[Items from a data source]
·····

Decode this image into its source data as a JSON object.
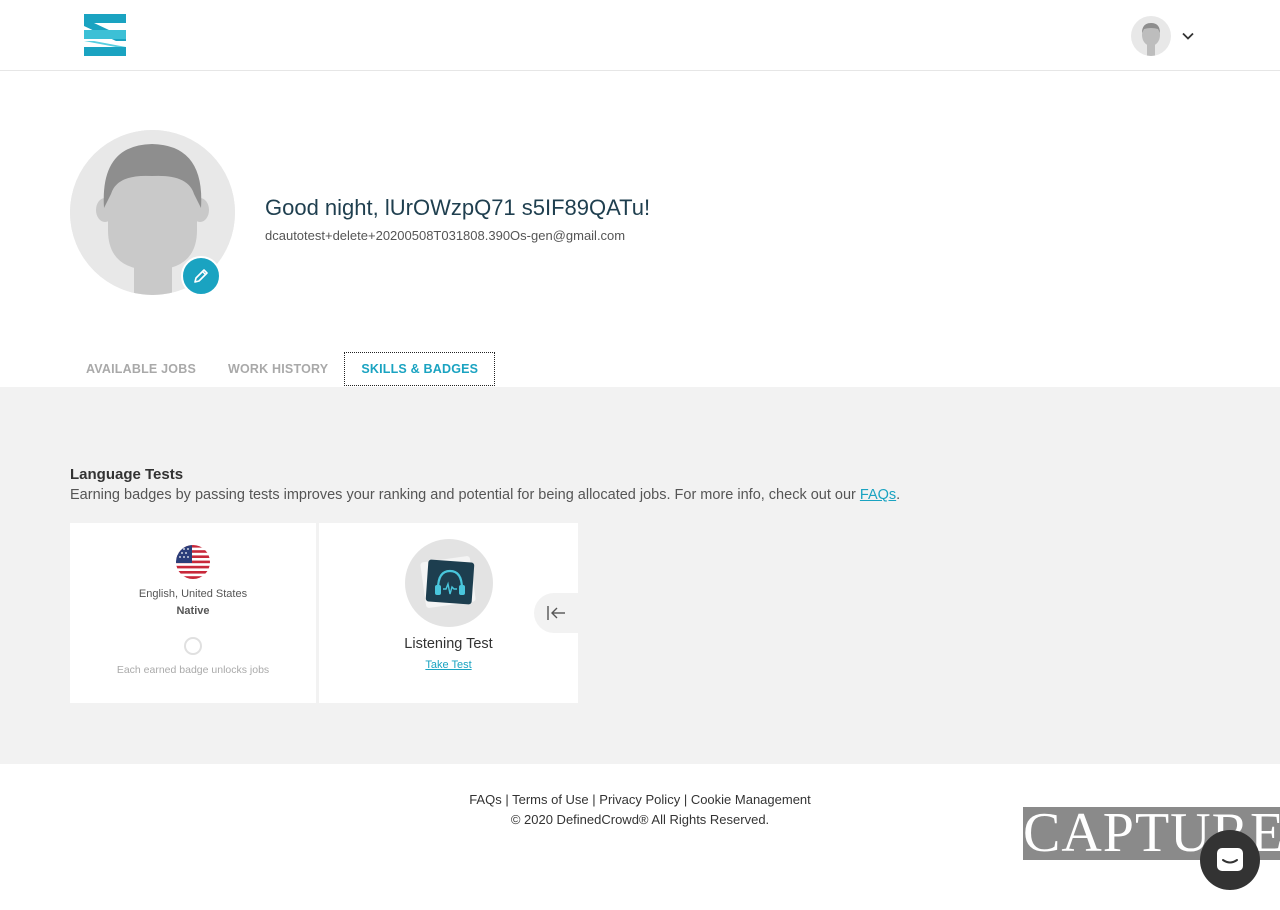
{
  "header": {
    "logo_icon": "definedcrowd-logo-icon",
    "avatar_icon": "user-avatar-icon",
    "menu_icon": "chevron-down-icon"
  },
  "profile": {
    "greeting": "Good night, lUrOWzpQ71 s5IF89QATu!",
    "email": "dcautotest+delete+20200508T031808.390Os-gen@gmail.com",
    "edit_icon": "pencil-icon"
  },
  "tabs": [
    {
      "label": "AVAILABLE JOBS",
      "active": false
    },
    {
      "label": "WORK HISTORY",
      "active": false
    },
    {
      "label": "SKILLS & BADGES",
      "active": true
    }
  ],
  "language_tests": {
    "title": "Language Tests",
    "description": "Earning badges by passing tests improves your ranking and potential for being allocated jobs. For more info, check out our ",
    "faq_link": "FAQs",
    "description_end": ".",
    "language_card": {
      "flag_icon": "us-flag-icon",
      "language": "English, United States",
      "level": "Native",
      "note": "Each earned badge unlocks jobs"
    },
    "listening_card": {
      "icon": "headphones-icon",
      "title": "Listening Test",
      "action": "Take Test",
      "collapse_icon": "collapse-left-icon"
    }
  },
  "footer": {
    "links": [
      "FAQs",
      "Terms of Use",
      "Privacy Policy",
      "Cookie Management"
    ],
    "separator": " | ",
    "copyright": "© 2020 DefinedCrowd® All Rights Reserved."
  },
  "watermark": "CAPTURE",
  "chat": {
    "icon": "chat-icon"
  },
  "colors": {
    "accent": "#1aa3c1",
    "heading": "#1f3f4f",
    "section_bg": "#f2f2f2"
  }
}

·····

● What is being asked:
Leave the pictures out and reproduce each record exactly as written.

● Answer in full:
Decode this image into its source data as a JSON object.
{
  "header": {
    "logo_icon": "definedcrowd-logo-icon",
    "avatar_icon": "user-avatar-icon",
    "menu_icon": "chevron-down-icon"
  },
  "profile": {
    "greeting": "Good night, lUrOWzpQ71 s5IF89QATu!",
    "email": "dcautotest+delete+20200508T031808.390Os-gen@gmail.com",
    "edit_icon": "pencil-icon"
  },
  "tabs": [
    {
      "label": "AVAILABLE JOBS",
      "active": false
    },
    {
      "label": "WORK HISTORY",
      "active": false
    },
    {
      "label": "SKILLS & BADGES",
      "active": true
    }
  ],
  "language_tests": {
    "title": "Language Tests",
    "description": "Earning badges by passing tests improves your ranking and potential for being allocated jobs. For more info, check out our ",
    "faq_link": "FAQs",
    "description_end": ".",
    "language_card": {
      "flag_icon": "us-flag-icon",
      "language": "English, United States",
      "level": "Native",
      "note": "Each earned badge unlocks jobs"
    },
    "listening_card": {
      "icon": "headphones-icon",
      "title": "Listening Test",
      "action": "Take Test",
      "collapse_icon": "collapse-left-icon"
    }
  },
  "footer": {
    "links": [
      "FAQs",
      "Terms of Use",
      "Privacy Policy",
      "Cookie Management"
    ],
    "separator": " | ",
    "copyright": "© 2020 DefinedCrowd® All Rights Reserved."
  },
  "watermark": "CAPTURE",
  "chat": {
    "icon": "chat-icon"
  },
  "colors": {
    "accent": "#1aa3c1",
    "heading": "#1f3f4f",
    "section_bg": "#f2f2f2"
  }
}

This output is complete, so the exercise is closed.